▶ _Request_:
Find the word "treo" in the material below and gather every line that contains it.

▶ _Working data_:
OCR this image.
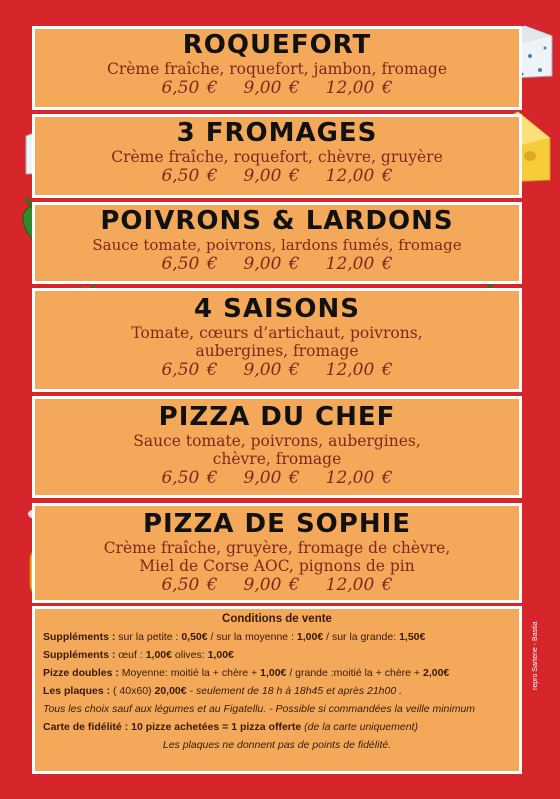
ROQUEFORT
Crème fraîche, roquefort, jambon, fromage
6,50 € 9,00 € 12,00 €
3 FROMAGES
Crème fraîche, roquefort, chèvre, gruyère
6,50 € 9,00 € 12,00 €
POIVRONS & LARDONS
Sauce tomate, poivrons, lardons fumés, fromage
6,50 € 9,00 € 12,00 €
4 SAISONS
Tomate, cœurs d’artichaut, poivrons,
aubergines, fromage
6,50 € 9,00 € 12,00 €
PIZZA DU CHEF
Sauce tomate, poivrons, aubergines,
chèvre, fromage
6,50 € 9,00 € 12,00 €
PIZZA DE SOPHIE
Crème fraîche, gruyère, fromage de chèvre,
Miel de Corse AOC, pignons de pin
6,50 € 9,00 € 12,00 €
Conditions de vente
Suppléments : sur la petite : 0,50€ / sur la moyenne : 1,00€ / sur la grande: 1,50€
Suppléments : œuf : 1,00€ olives: 1,00€
Pizze doubles : Moyenne: moitié la + chère + 1,00€ / grande :moitié la + chère + 2,00€
Les plaques : ( 40x60) 20,00€ - seulement de 18 h à 18h45 et après 21h00 .
Tous les choix sauf aux légumes et au Figatellu. - Possible si commandées la veille minimum
Carte de fidélité : 10 pizze achetées = 1 pizza offerte (de la carte uniquement)
Les plaques ne donnent pas de points de fidélité.
repro Sartene - Bastia
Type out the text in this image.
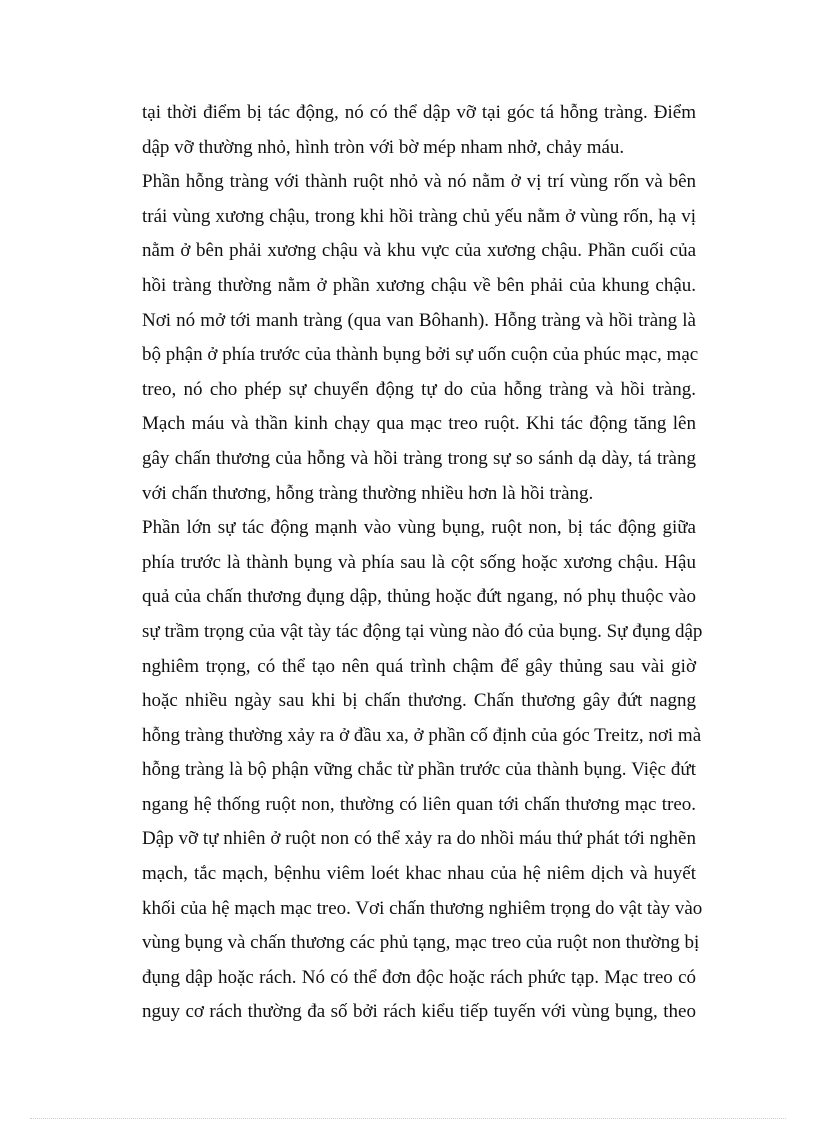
tại thời điểm bị tác động, nó có thể dập vỡ tại góc tá hỗng tràng. Điểm
dập vỡ thường nhỏ, hình tròn với bờ mép nham nhở, chảy máu.

Phần hỗng tràng với thành ruột nhỏ và nó nằm ở vị trí vùng rốn và bên
trái vùng xương chậu, trong khi hồi tràng chủ yếu nằm ở vùng rốn, hạ vị
nằm ở bên phải xương chậu và khu vực của xương chậu. Phần cuối của
hồi tràng thường nằm ở phần xương chậu về bên phải của khung chậu.
Nơi nó mở tới manh tràng (qua van Bôhanh). Hỗng tràng và hồi tràng là
bộ phận ở phía trước của thành bụng bởi sự uốn cuộn của phúc mạc, mạc
treo, nó cho phép sự chuyển động tự do của hỗng tràng và hồi tràng.
Mạch máu và thần kinh chạy qua mạc treo ruột. Khi tác động tăng lên
gây chấn thương của hỗng và hồi tràng trong sự so sánh dạ dày, tá tràng
với chấn thương, hỗng tràng thường nhiều hơn là hồi tràng.

Phần lớn sự tác động mạnh vào vùng bụng, ruột non, bị tác động giữa
phía trước là thành bụng và phía sau là cột sống hoặc xương chậu. Hậu
quả của chấn thương đụng dập, thủng hoặc đứt ngang, nó phụ thuộc vào
sự trầm trọng của vật tày tác động tại vùng nào đó của bụng. Sự đụng dập
nghiêm trọng, có thể tạo nên quá trình chậm để gây thủng sau vài giờ
hoặc nhiều ngày sau khi bị chấn thương. Chấn thương gây đứt nagng
hỗng tràng thường xảy ra ở đầu xa, ở phần cố định của góc Treitz, nơi mà
hỗng tràng là bộ phận vững chắc từ phần trước của thành bụng. Việc đứt
ngang hệ thống ruột non, thường có liên quan tới chấn thương mạc treo.
Dập vỡ tự nhiên ở ruột non có thể xảy ra do nhồi máu thứ phát tới nghẽn
mạch, tắc mạch, bệnhu viêm loét khac nhau của hệ niêm dịch và huyết
khối của hệ mạch mạc treo. Vơi chấn thương nghiêm trọng do vật tày vào
vùng bụng và chấn thương các phủ tạng, mạc treo của ruột non thường bị
đụng dập hoặc rách. Nó có thể đơn độc hoặc rách phức tạp. Mạc treo có
nguy cơ rách thường đa số bởi rách kiểu tiếp tuyến với vùng bụng, theo
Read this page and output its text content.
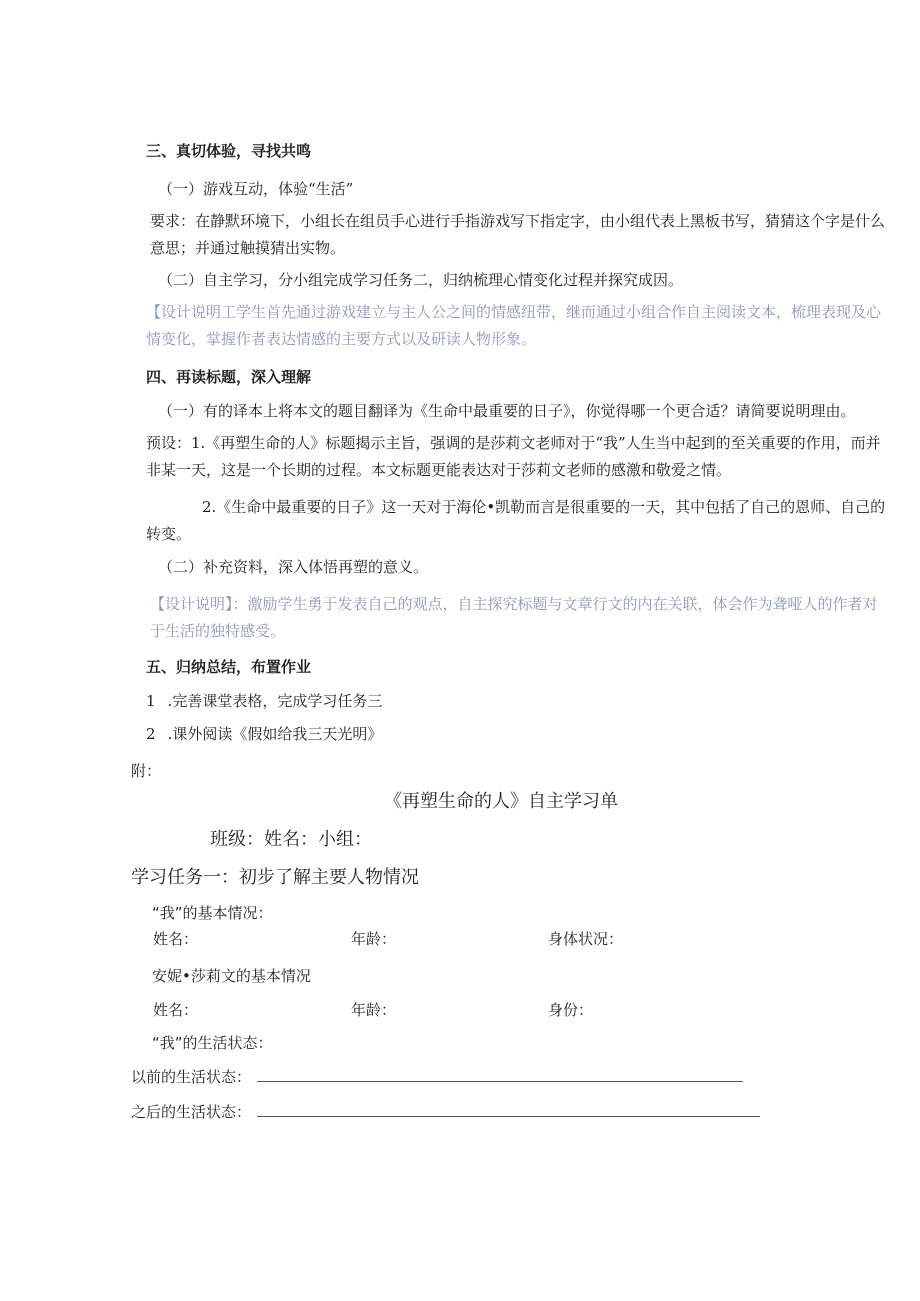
三、真切体验，寻找共鸣

（一）游戏互动，体验“生活”

要求：在静默环境下，小组长在组员手心进行手指游戏写下指定字，由小组代表上黑板书写，猜猜这个字是什么意思；并通过触摸猜出实物。

（二）自主学习，分小组完成学习任务二，归纳梳理心情变化过程并探究成因。

【设计说明工学生首先通过游戏建立与主人公之间的情感纽带，继而通过小组合作自主阅读文本，梳理表现及心情变化，掌握作者表达情感的主要方式以及研读人物形象。

四、再读标题，深入理解

（一）有的译本上将本文的题目翻译为《生命中最重要的日子》，你觉得哪一个更合适？请简要说明理由。

预设：1.《再塑生命的人》标题揭示主旨，强调的是莎莉文老师对于“我”人生当中起到的至关重要的作用，而并非某一天，这是一个长期的过程。本文标题更能表达对于莎莉文老师的感激和敬爱之情。

2.《生命中最重要的日子》这一天对于海伦•凯勒而言是很重要的一天，其中包括了自己的恩师、自己的转变。

（二）补充资料，深入体悟再塑的意义。

【设计说明】：激励学生勇于发表自己的观点，自主探究标题与文章行文的内在关联，体会作为聋哑人的作者对于生活的独特感受。

五、归纳总结，布置作业

1 .完善课堂表格，完成学习任务三

2 .课外阅读《假如给我三天光明》

附：

《再塑生命的人》自主学习单

班级：姓名：小组：

学习任务一：初步了解主要人物情况

“我”的基本情况：

姓名：	年龄：	身体状况：

安妮•莎莉文的基本情况

姓名：	年龄：	身份：

“我”的生活状态：

以前的生活状态：

之后的生活状态：
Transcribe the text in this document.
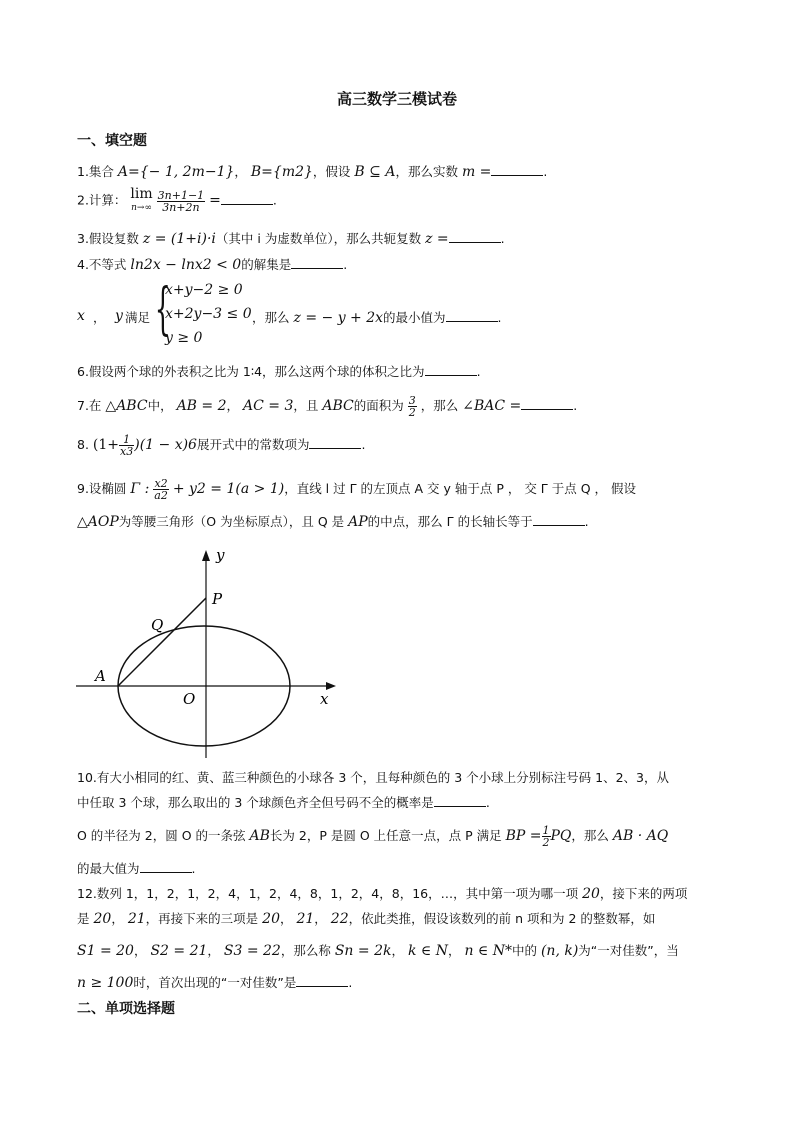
高三数学三模试卷
一、填空题
1.集合 A={− 1, 2m−1}， B={m2}，假设 B ⊆ A，那么实数 m =	.
2.计算： lim
$n\to\infty \frac{3n+1-1}{3n+2n}$ =	.
3.假设复数 z = (1+i)·i（其中 i 为虚数单位），那么共轭复数 z =	.
4.不等式 ln2x − lnx2 < 0的解集是	.
x ， y 满足 {
x+y−2 ≥ 0
x+2y−3 ≤ 0
y ≥ 0
，那么 z = − y + 2x的最小值为	.
6.假设两个球的外表积之比为 1∶4，那么这两个球的体积之比为	.
7.在 △ABC中， AB = 2， AC = 3，且 ABC的面积为 $\frac{3}{2}$ ，那么 ∠BAC =	.
8. $(1+ \frac{1}{x3} )(1 - x)6$展开式中的常数项为	.
9.设椭圆 Γ : $\frac{x2}{a2} + y2 = 1(a > 1)$，直线 l 过 Γ 的左顶点 A 交 y 轴于点 P ， 交 Γ 于点 Q ， 假设
△AOP为等腰三角形（O 为坐标原点），且 Q 是 AP的中点，那么 Γ 的长轴长等于	.
y
P
Q
A
O	x
10.有大小相同的红、黄、蓝三种颜色的小球各 3 个，且每种颜色的 3 个小球上分别标注号码 1、2、3，从
中任取 3 个球，那么取出的 3 个球颜色齐全但号码不全的概率是	.
O 的半径为 2，圆 O 的一条弦 AB长为 2，P 是圆 O 上任意一点，点 P 满足 BP = $\frac{1}{2}$ PQ，那么 AB · AQ
的最大值为	.
12.数列 1，1，2，1，2，4，1，2，4，8，1，2，4，8，16，…，其中第一项为哪一项 20，接下来的两项
是 20， 21，再接下来的三项是 20， 21， 22，依此类推，假设该数列的前 n 项和为 2 的整数幂，如
S1 = 20， S2 = 21， S3 = 22，那么称 Sn = 2k， k ∈ N， n ∈ N*中的 (n, k)为“一对佳数”，当
n ≥ 100时，首次出现的“一对佳数”是	.
二、单项选择题
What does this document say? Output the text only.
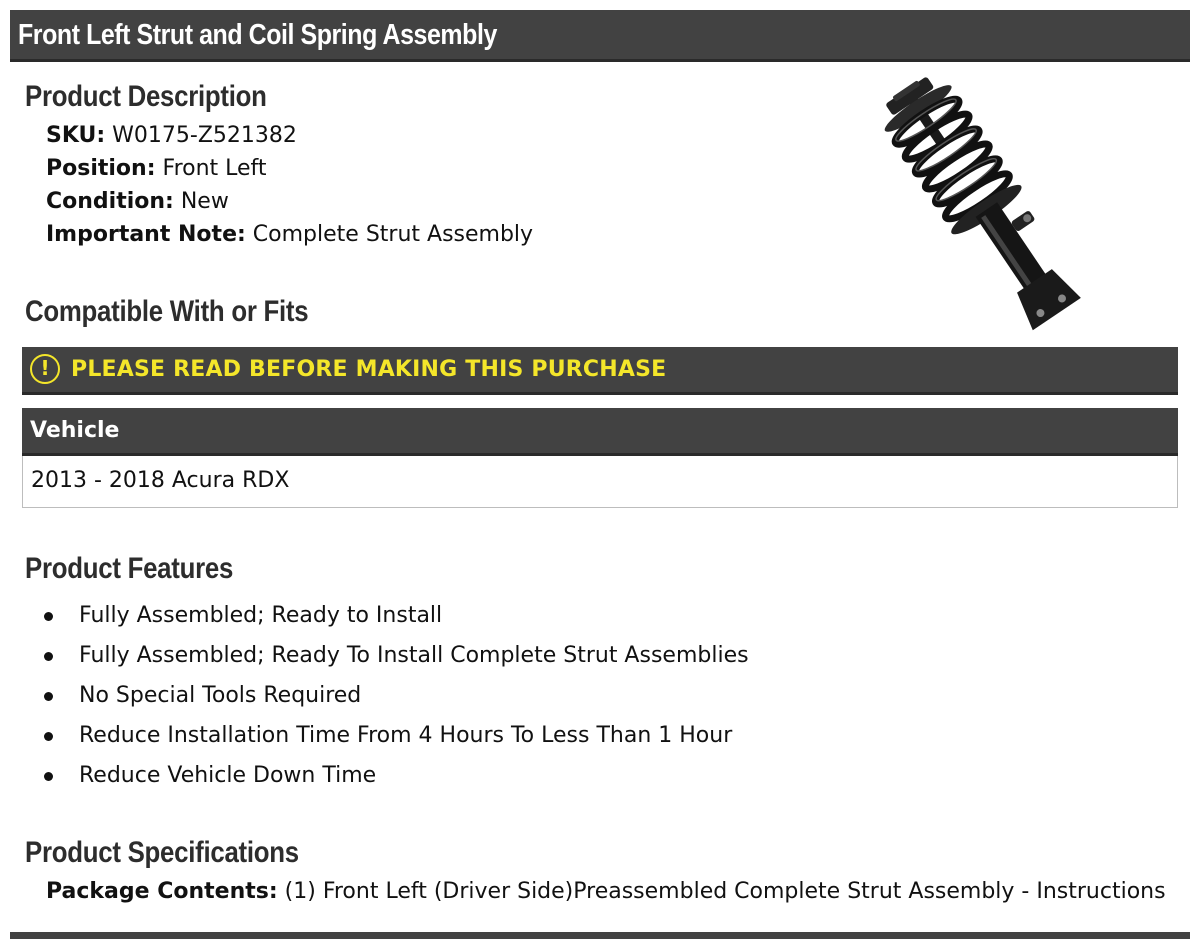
Front Left Strut and Coil Spring Assembly
Product Description
SKU: W0175-Z521382
Position: Front Left
Condition: New
Important Note: Complete Strut Assembly
Compatible With or Fits
! PLEASE READ BEFORE MAKING THIS PURCHASE
Vehicle
2013 - 2018 Acura RDX
Product Features
Fully Assembled; Ready to Install
Fully Assembled; Ready To Install Complete Strut Assemblies
No Special Tools Required
Reduce Installation Time From 4 Hours To Less Than 1 Hour
Reduce Vehicle Down Time
Product Specifications
Package Contents: (1) Front Left (Driver Side)Preassembled Complete Strut Assembly - Instructions
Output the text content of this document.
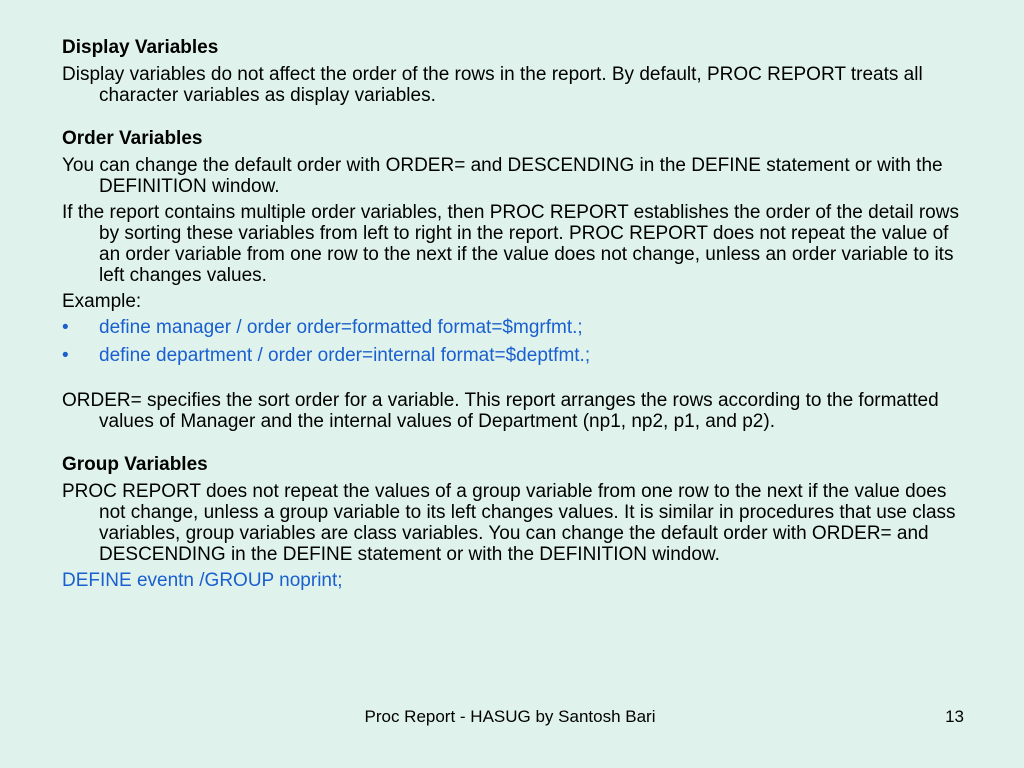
Display Variables
Display variables do not affect the order of the rows in the report. By default, PROC REPORT treats all character variables as display variables.
Order Variables
You can change the default order with ORDER= and DESCENDING in the DEFINE statement or with the DEFINITION window.
If the report contains multiple order variables, then PROC REPORT establishes the order of the detail rows by sorting these variables from left to right in the report. PROC REPORT does not repeat the value of an order variable from one row to the next if the value does not change, unless an order variable to its left changes values.
Example:
• define manager / order order=formatted format=$mgrfmt.;
• define department / order order=internal format=$deptfmt.;
ORDER= specifies the sort order for a variable. This report arranges the rows according to the formatted values of Manager and the internal values of Department (np1, np2, p1, and p2).
Group Variables
PROC REPORT does not repeat the values of a group variable from one row to the next if the value does not change, unless a group variable to its left changes values. It is similar in procedures that use class variables, group variables are class variables. You can change the default order with ORDER= and DESCENDING in the DEFINE statement or with the DEFINITION window.
DEFINE eventn /GROUP noprint;
Proc Report - HASUG by Santosh Bari	13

▶ _Exercise response_:
treo, nó cho phép sự chuyển động tự do của hỗng tràng và hồi tràng.
Mạch máu và thần kinh chạy qua mạc treo ruột. Khi tác động tăng lên
ngang hệ thống ruột non, thường có liên quan tới chấn thương mạc treo.
khối của hệ mạch mạc treo. Vơi chấn thương nghiêm trọng do vật tày vào
vùng bụng và chấn thương các phủ tạng, mạc treo của ruột non thường bị
đụng dập hoặc rách. Nó có thể đơn độc hoặc rách phức tạp. Mạc treo có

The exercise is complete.